## Task instructions:
Copy the lines below without any changes, starting with the line that contains "pair-label: NZD/USD: [142, 181, 156, 235]" and continuing through the line that contains "profit-value-label: +15: [643, 144, 657, 165]", with both of those lines included.

------------------------------------------------------------

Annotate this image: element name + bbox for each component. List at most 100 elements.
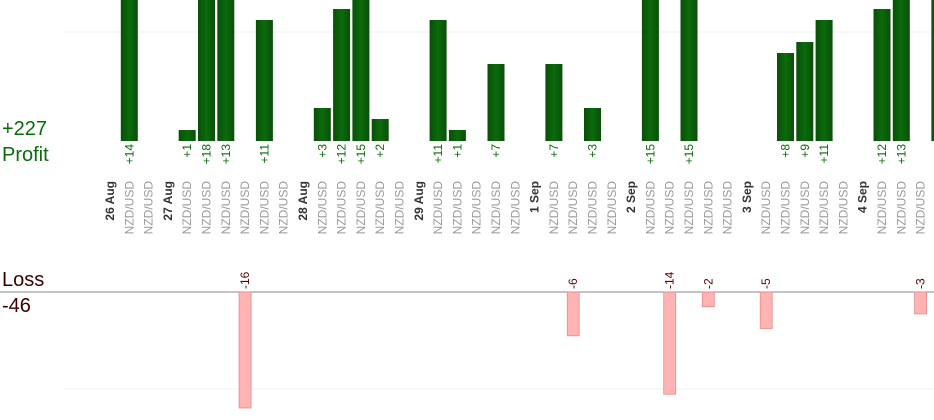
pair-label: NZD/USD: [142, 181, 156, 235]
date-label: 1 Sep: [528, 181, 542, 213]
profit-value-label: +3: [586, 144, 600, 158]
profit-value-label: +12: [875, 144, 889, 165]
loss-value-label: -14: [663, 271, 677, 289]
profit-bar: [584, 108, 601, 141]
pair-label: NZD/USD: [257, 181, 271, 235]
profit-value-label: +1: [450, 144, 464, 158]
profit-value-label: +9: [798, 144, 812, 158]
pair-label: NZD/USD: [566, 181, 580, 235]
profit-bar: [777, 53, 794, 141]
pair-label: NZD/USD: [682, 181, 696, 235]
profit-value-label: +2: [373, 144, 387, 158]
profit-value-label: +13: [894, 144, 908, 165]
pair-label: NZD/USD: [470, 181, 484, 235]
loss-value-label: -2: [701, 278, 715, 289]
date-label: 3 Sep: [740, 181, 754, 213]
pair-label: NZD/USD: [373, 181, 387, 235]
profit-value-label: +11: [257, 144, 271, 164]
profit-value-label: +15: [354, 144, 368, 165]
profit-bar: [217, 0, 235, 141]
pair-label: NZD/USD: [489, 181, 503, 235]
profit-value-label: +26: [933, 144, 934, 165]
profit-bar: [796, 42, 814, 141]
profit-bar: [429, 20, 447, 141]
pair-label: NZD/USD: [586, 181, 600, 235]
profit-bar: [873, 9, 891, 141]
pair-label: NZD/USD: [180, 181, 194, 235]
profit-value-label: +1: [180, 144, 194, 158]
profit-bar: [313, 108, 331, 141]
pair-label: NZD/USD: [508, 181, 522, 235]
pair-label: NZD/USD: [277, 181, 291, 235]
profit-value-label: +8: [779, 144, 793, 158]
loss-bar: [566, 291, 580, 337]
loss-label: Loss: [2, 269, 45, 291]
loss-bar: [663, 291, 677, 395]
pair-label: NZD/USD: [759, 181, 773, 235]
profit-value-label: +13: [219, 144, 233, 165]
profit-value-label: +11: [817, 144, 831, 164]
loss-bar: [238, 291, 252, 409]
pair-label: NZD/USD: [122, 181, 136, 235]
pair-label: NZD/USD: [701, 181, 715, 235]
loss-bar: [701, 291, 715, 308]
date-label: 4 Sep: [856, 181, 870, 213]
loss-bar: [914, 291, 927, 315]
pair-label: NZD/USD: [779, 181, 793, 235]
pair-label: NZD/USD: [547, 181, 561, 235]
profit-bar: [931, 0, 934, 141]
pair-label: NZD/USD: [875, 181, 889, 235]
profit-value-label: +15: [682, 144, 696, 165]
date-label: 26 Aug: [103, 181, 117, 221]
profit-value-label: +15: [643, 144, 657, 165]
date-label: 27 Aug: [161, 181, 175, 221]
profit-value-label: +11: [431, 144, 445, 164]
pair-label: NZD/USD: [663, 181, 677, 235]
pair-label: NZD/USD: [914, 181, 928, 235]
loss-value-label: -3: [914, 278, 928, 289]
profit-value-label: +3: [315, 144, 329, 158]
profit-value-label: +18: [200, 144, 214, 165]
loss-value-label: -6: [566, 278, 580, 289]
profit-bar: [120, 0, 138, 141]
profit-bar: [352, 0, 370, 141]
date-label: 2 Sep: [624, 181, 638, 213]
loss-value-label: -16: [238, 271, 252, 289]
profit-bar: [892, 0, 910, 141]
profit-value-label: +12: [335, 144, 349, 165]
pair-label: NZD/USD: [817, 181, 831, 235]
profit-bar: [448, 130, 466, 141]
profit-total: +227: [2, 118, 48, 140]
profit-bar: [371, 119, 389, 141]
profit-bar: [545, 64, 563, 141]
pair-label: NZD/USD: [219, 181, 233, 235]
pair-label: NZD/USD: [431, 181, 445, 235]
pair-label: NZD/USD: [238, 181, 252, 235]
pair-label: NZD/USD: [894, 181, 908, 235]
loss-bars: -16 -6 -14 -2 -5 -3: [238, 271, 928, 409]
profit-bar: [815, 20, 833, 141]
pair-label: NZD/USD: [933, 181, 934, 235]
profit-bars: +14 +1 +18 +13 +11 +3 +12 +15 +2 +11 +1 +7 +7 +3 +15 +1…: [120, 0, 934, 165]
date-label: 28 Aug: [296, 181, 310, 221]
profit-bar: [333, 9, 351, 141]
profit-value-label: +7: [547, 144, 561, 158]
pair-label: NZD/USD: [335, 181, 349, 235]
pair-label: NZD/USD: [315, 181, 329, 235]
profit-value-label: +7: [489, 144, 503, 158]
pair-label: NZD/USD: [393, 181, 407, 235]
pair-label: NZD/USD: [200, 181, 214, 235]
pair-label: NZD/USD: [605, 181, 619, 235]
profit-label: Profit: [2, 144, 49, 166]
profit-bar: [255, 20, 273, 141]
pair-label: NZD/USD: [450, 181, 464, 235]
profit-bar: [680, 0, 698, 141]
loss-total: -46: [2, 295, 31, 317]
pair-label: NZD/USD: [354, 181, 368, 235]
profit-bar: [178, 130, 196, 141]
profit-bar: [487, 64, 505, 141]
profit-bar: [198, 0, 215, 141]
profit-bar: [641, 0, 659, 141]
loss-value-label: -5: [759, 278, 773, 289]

------------------------------------------------------------

## Output:
pair-label: NZD/USD: [142, 181, 156, 235]
date-label: 1 Sep: [528, 181, 542, 213]
profit-value-label: +3: [586, 144, 600, 158]
profit-value-label: +12: [875, 144, 889, 165]
loss-value-label: -14: [663, 271, 677, 289]
profit-bar: [584, 108, 601, 141]
pair-label: NZD/USD: [257, 181, 271, 235]
profit-value-label: +1: [450, 144, 464, 158]
profit-value-label: +9: [798, 144, 812, 158]
pair-label: NZD/USD: [566, 181, 580, 235]
profit-bar: [777, 53, 794, 141]
pair-label: NZD/USD: [682, 181, 696, 235]
profit-value-label: +2: [373, 144, 387, 158]
profit-value-label: +13: [894, 144, 908, 165]
pair-label: NZD/USD: [470, 181, 484, 235]
loss-value-label: -2: [701, 278, 715, 289]
date-label: 3 Sep: [740, 181, 754, 213]
pair-label: NZD/USD: [373, 181, 387, 235]
profit-value-label: +11: [257, 144, 271, 164]
profit-value-label: +15: [354, 144, 368, 165]
profit-bar: [217, 0, 235, 141]
pair-label: NZD/USD: [489, 181, 503, 235]
profit-value-label: +26: [933, 144, 934, 165]
profit-bar: [796, 42, 814, 141]
profit-bar: [429, 20, 447, 141]
pair-label: NZD/USD: [586, 181, 600, 235]
profit-bar: [873, 9, 891, 141]
pair-label: NZD/USD: [180, 181, 194, 235]
profit-value-label: +1: [180, 144, 194, 158]
profit-bar: [313, 108, 331, 141]
pair-label: NZD/USD: [508, 181, 522, 235]
pair-label: NZD/USD: [277, 181, 291, 235]
profit-value-label: +8: [779, 144, 793, 158]
loss-bar: [566, 291, 580, 337]
loss-label: Loss: [2, 269, 45, 291]
loss-bar: [663, 291, 677, 395]
pair-label: NZD/USD: [759, 181, 773, 235]
profit-value-label: +13: [219, 144, 233, 165]
profit-value-label: +11: [817, 144, 831, 164]
loss-bar: [238, 291, 252, 409]
pair-label: NZD/USD: [122, 181, 136, 235]
pair-label: NZD/USD: [701, 181, 715, 235]
loss-bar: [701, 291, 715, 308]
date-label: 4 Sep: [856, 181, 870, 213]
loss-bar: [914, 291, 927, 315]
pair-label: NZD/USD: [779, 181, 793, 235]
pair-label: NZD/USD: [547, 181, 561, 235]
profit-bar: [931, 0, 934, 141]
pair-label: NZD/USD: [875, 181, 889, 235]
profit-value-label: +15: [682, 144, 696, 165]
date-label: 26 Aug: [103, 181, 117, 221]
profit-value-label: +15: [643, 144, 657, 165]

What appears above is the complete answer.